Your task is to copy every line of the entries that contains "JSON".
#### DATASET EXCERPTS ####
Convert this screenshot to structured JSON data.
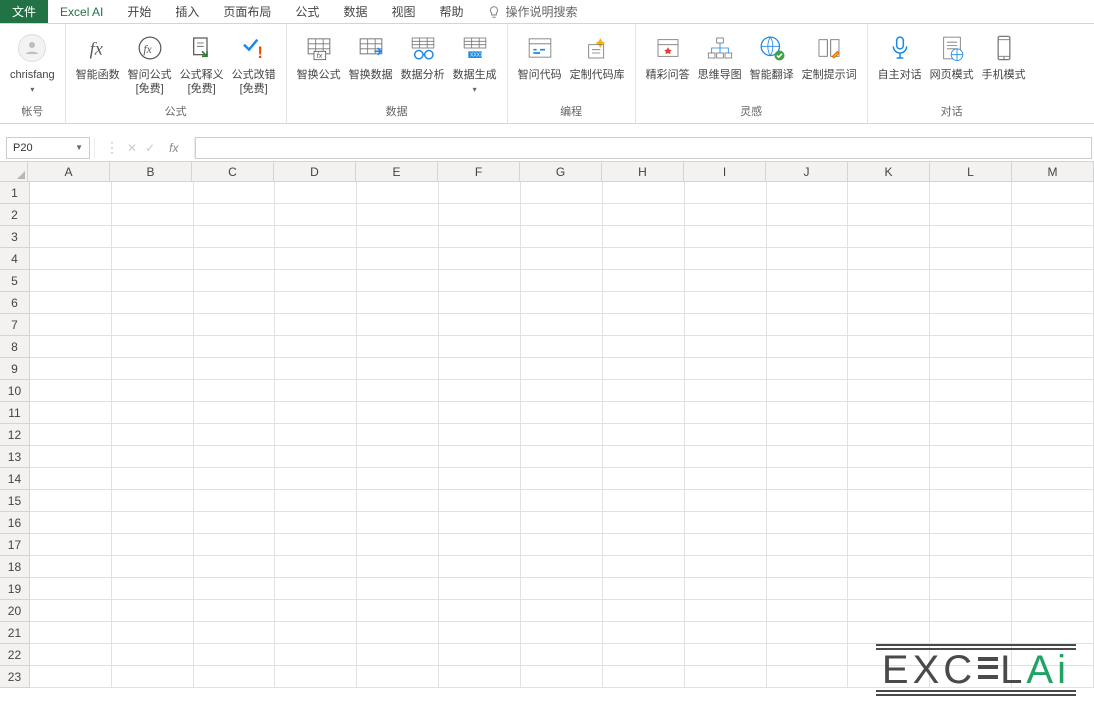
{
  "tabs": {
    "file": "文件",
    "excel_ai": "Excel AI",
    "home": "开始",
    "insert": "插入",
    "page_layout": "页面布局",
    "formulas": "公式",
    "data": "数据",
    "view": "视图",
    "help": "帮助",
    "tell_me": "操作说明搜索"
  },
  "ribbon": {
    "account": {
      "user": "chrisfang",
      "group_label": "帐号"
    },
    "formula_group": {
      "label": "公式",
      "btn1": "智能函数",
      "btn2": "智问公式\n[免费]",
      "btn3": "公式释义\n[免费]",
      "btn4": "公式改错\n[免费]"
    },
    "data_group": {
      "label": "数据",
      "btn1": "智换公式",
      "btn2": "智换数据",
      "btn3": "数据分析",
      "btn4": "数据生成"
    },
    "code_group": {
      "label": "编程",
      "btn1": "智问代码",
      "btn2": "定制代码库"
    },
    "inspire_group": {
      "label": "灵感",
      "btn1": "精彩问答",
      "btn2": "思维导图",
      "btn3": "智能翻译",
      "btn4": "定制提示词"
    },
    "dialog_group": {
      "label": "对话",
      "btn1": "自主对话",
      "btn2": "网页模式",
      "btn3": "手机模式"
    }
  },
  "formula_bar": {
    "cell_ref": "P20",
    "fx": "fx"
  },
  "grid": {
    "cols": [
      "A",
      "B",
      "C",
      "D",
      "E",
      "F",
      "G",
      "H",
      "I",
      "J",
      "K",
      "L",
      "M"
    ],
    "rows": [
      "1",
      "2",
      "3",
      "4",
      "5",
      "6",
      "7",
      "8",
      "9",
      "10",
      "11",
      "12",
      "13",
      "14",
      "15",
      "16",
      "17",
      "18",
      "19",
      "20",
      "21",
      "22",
      "23"
    ]
  },
  "watermark": {
    "text1": "EXC",
    "text2": "E",
    "text3": "L",
    "textA": "A",
    "textI": "i"
  }
}
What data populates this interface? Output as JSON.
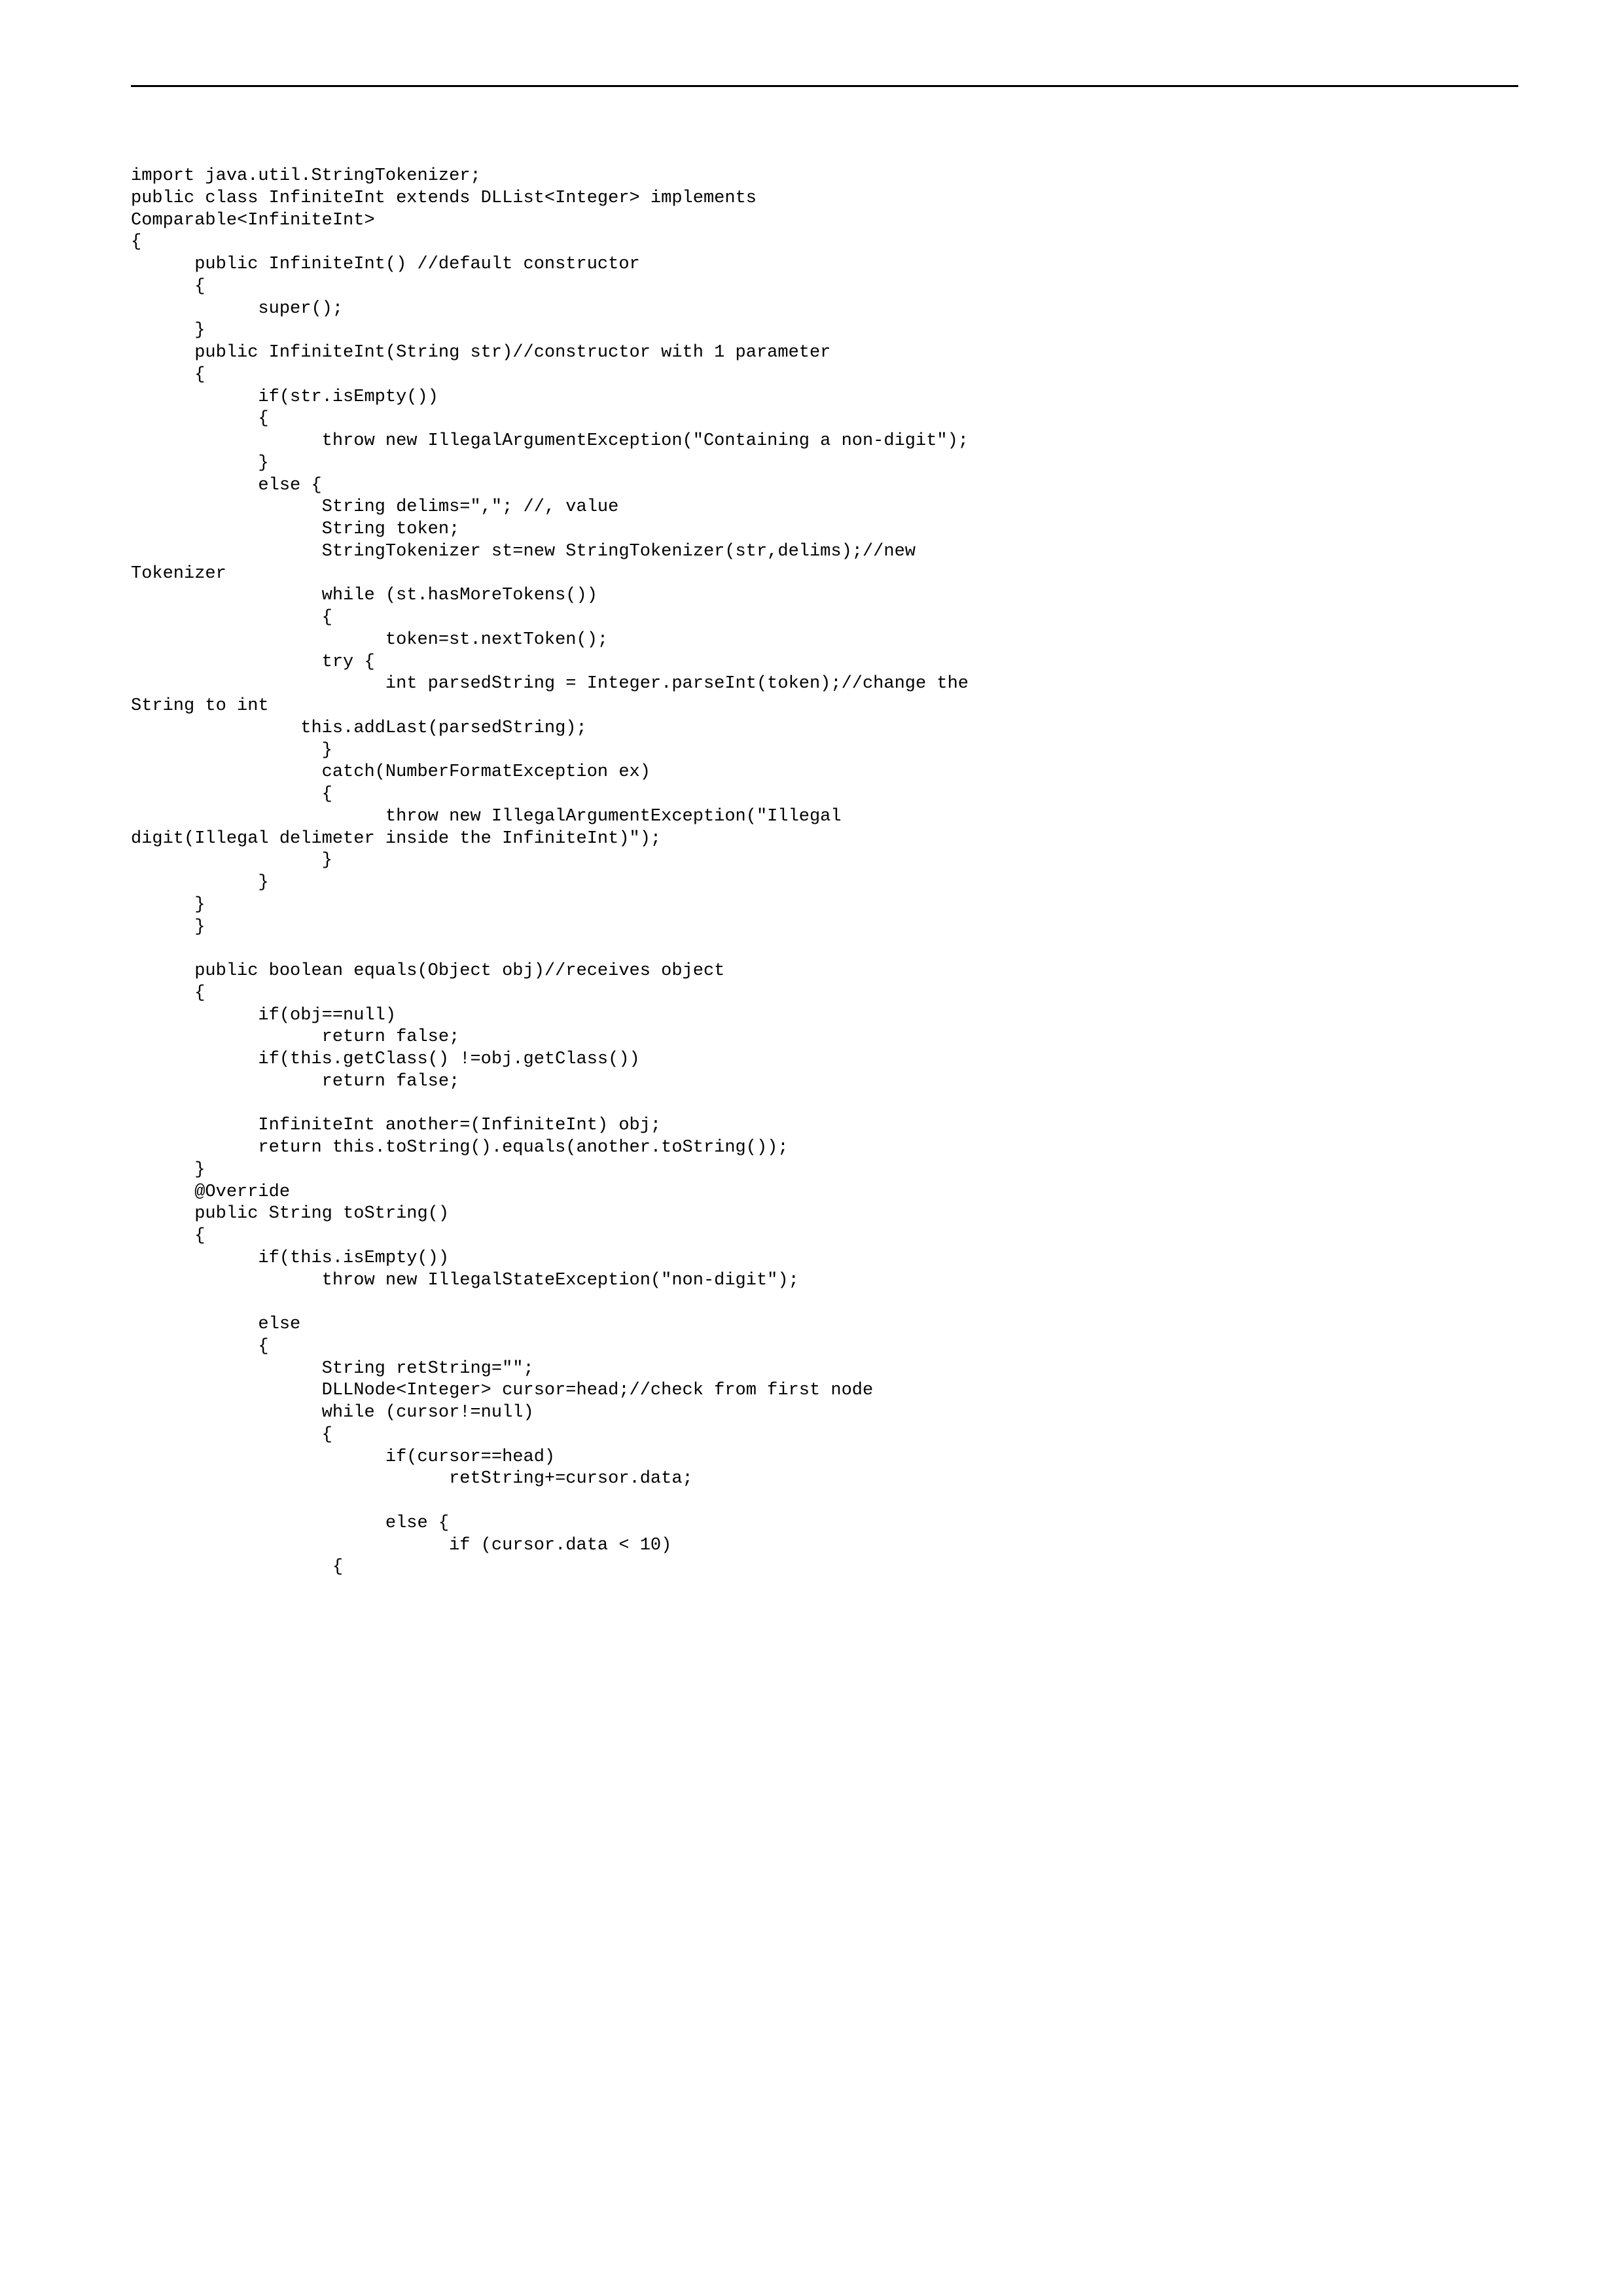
####
EXERCISE RESULT.
Convert this screenshot to structured JSON data.
What data populates this interface? Output as JSON.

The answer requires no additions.